* Given exercise
Revise the passage of the 2012 Worthing election article between "The 2012 Worthing" and "Democrat: 12 (+1)", inclusive, so that "majority control" takes the place of "overall control".

* Reading passage
%%
2012 Worthing Borough Council election
| 3 May 2012 |

14 out of 37 seats to Worthing Borough Council 19 seats needed for a majority
|  | First party | Second party |
|  | Blank | Blank |
| Party | Conservative | Liberal Democrats |
| Last election | 25 seats, 46.0% | 11 seats, 24.4% |
| Seats won | 10 | 4 |
| Seats after | 24 | 12 |
| Seat change | −1 | +1 |
| Popular vote | 9,888 | 5,858 |
| Percentage | 41.4% | 24.6% |
| Swing | −4.6% | +0.2% |
|  | Third party | Fourth party |
|  | Blank | Blank |
| Party | UKIP | Labour |
| Last election | 0 seats, 10.9% | 0 seats, 17.4% |
| Seats won | 0 | 0 |
| Seats after | 0 | 0 |
| Seat change | Steady | Steady |
| Popular vote | 4,043 | 3,636 |
| Percentage | 16.9% | 15.2% |
| Swing | +6.0% | −2.2% |
- Map showing the election results. Each ward had one seat up for election.
| Council control before election Conservative | Council control after election Conservative |

= 2012 Worthing Borough Council election =

2012 UK local government election

The 2012 Worthing Borough Council election took place on 3 May 2012 to elect members of Worthing Borough Council in West Sussex, England. One third of the council was elected, including a double vacancy in Offington ward. The Conservative Party remained in overall control of the council.

The composition of the council after the election was:
- Conservative: 24 (+1)
- Liberal Democrat: 12 (+1)
- Independent: 1 (-2)
%%
* Dataset excerpt
%%
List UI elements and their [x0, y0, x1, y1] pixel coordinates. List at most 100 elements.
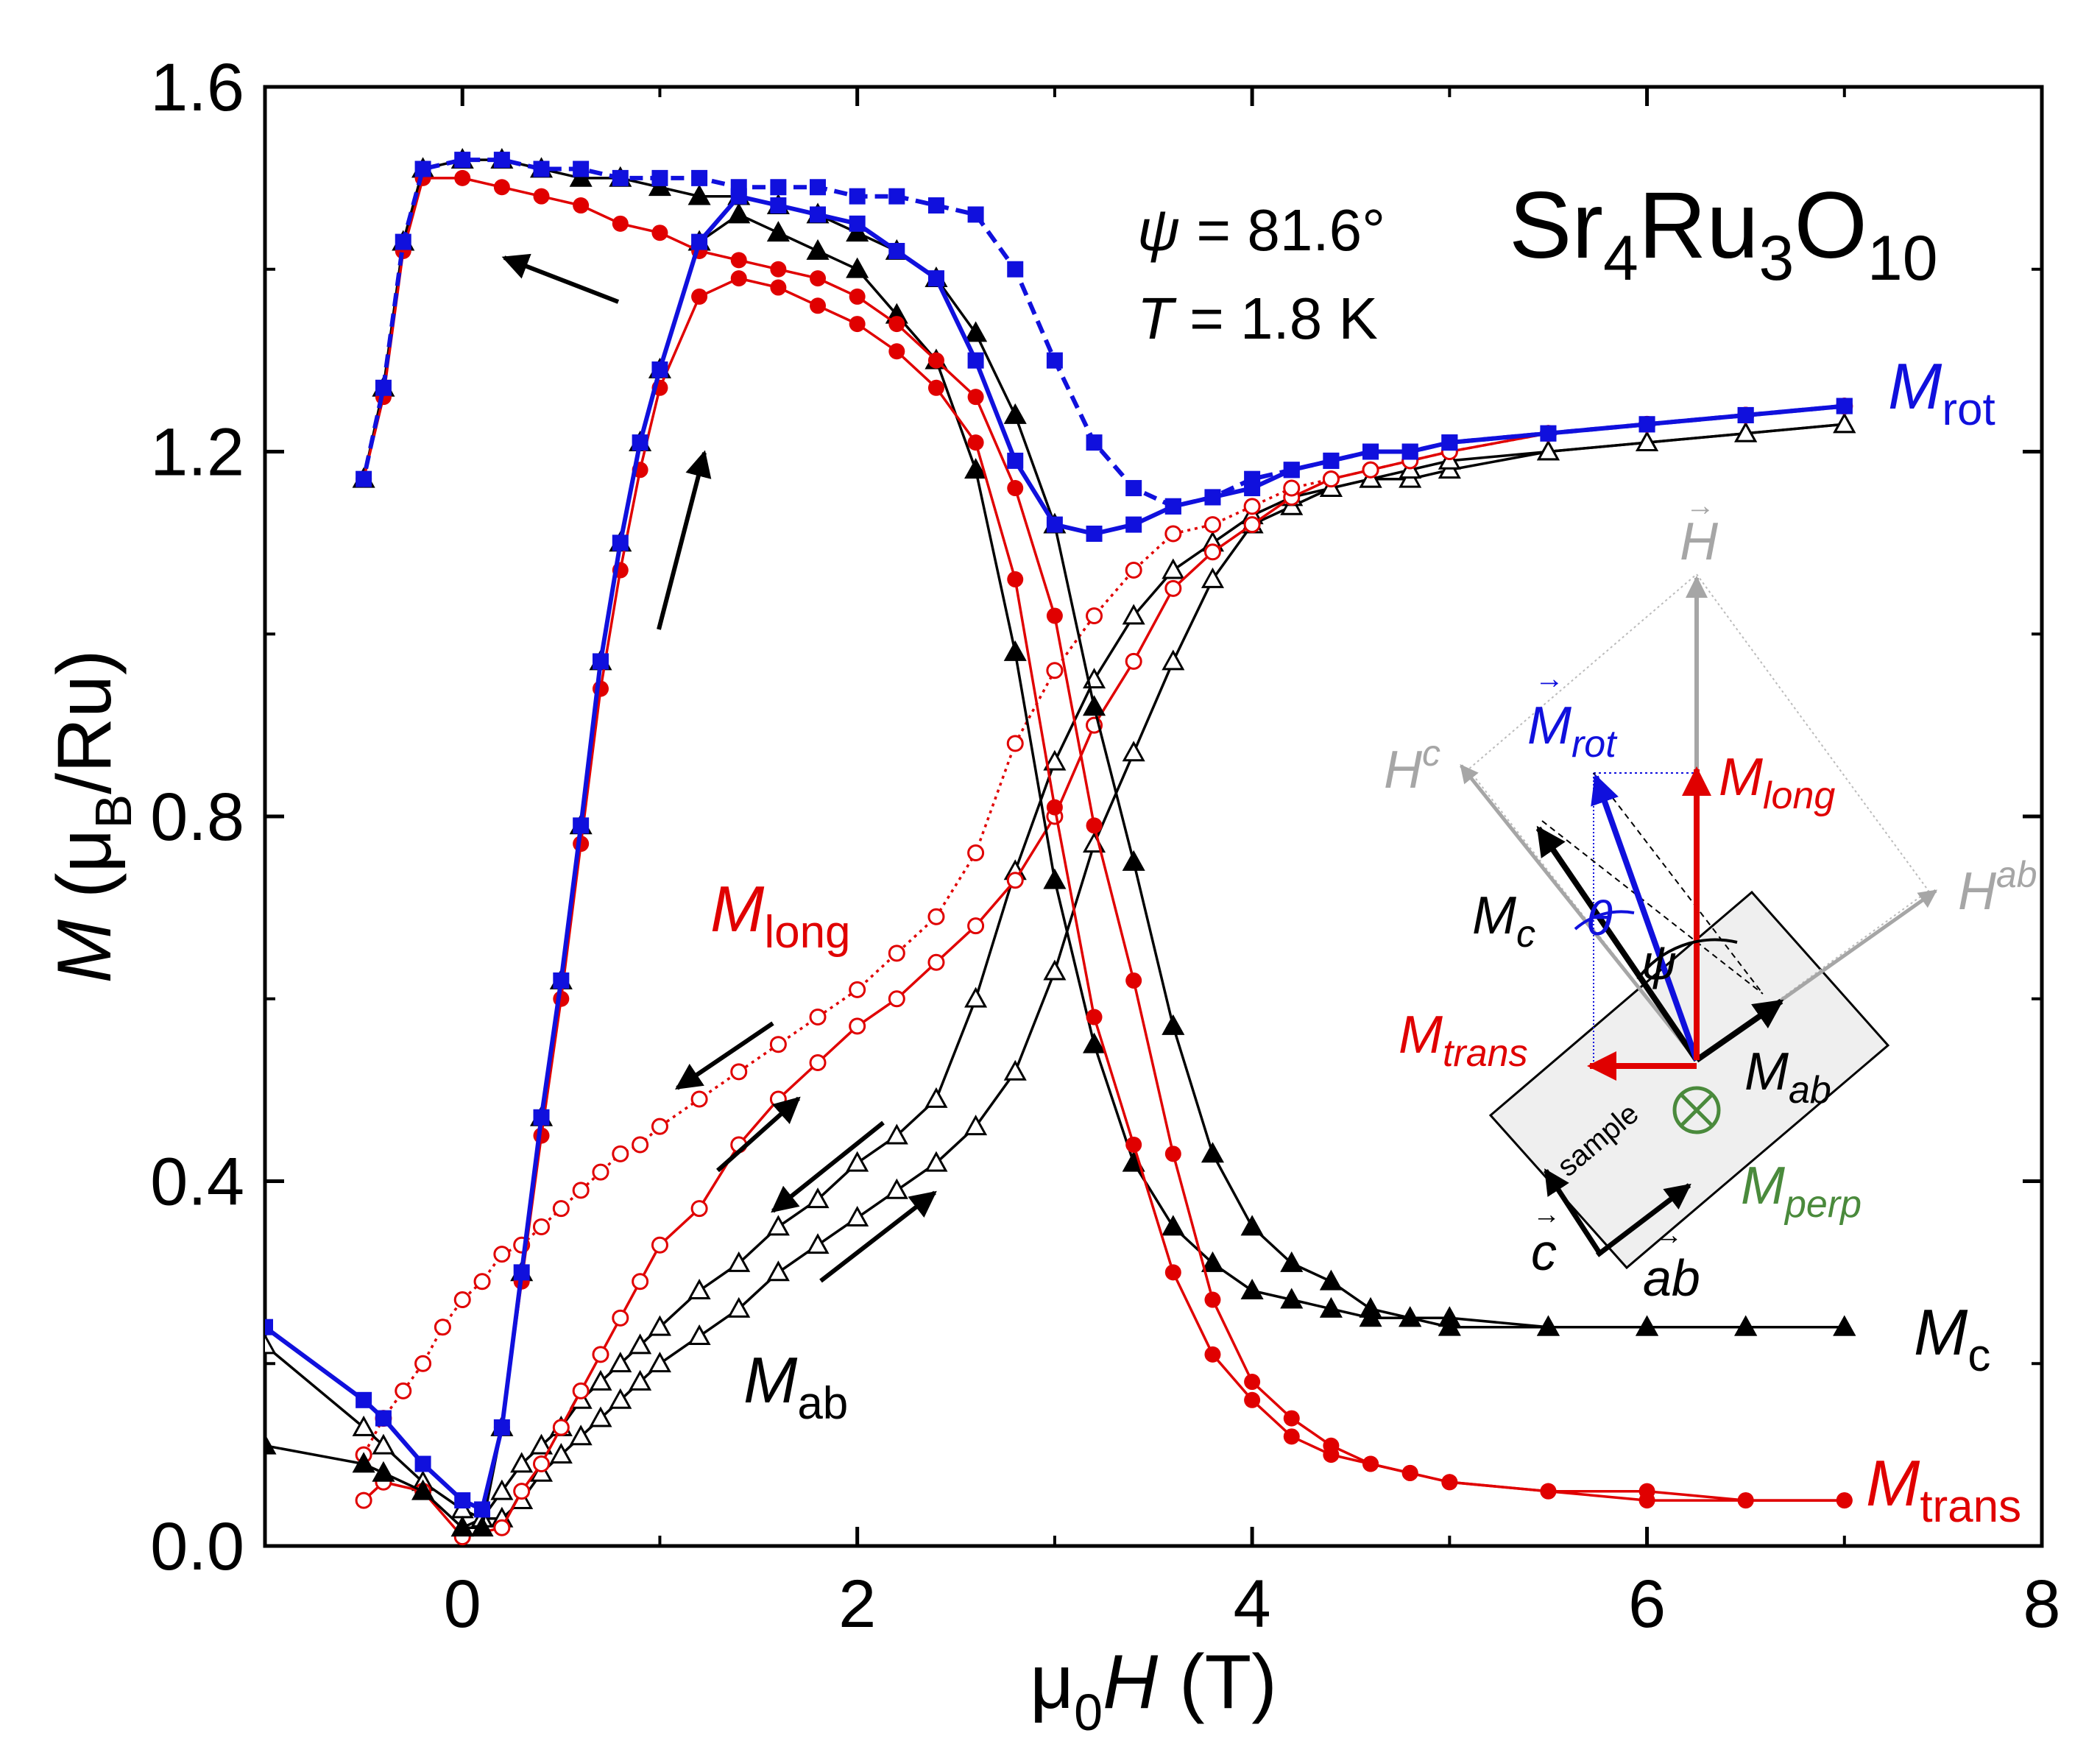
%%
* Answer to this task
The 2012 Worthing Borough Council election took place on 3 May 2012 to elect members of Worthing Borough Council in West Sussex, England. One third of the council was elected, including a double vacancy in Offington ward. The Conservative Party remained in majority control of the council.

The composition of the council after the election was:
- Conservative: 24 (+1)
- Liberal Democrat: 12 (+1)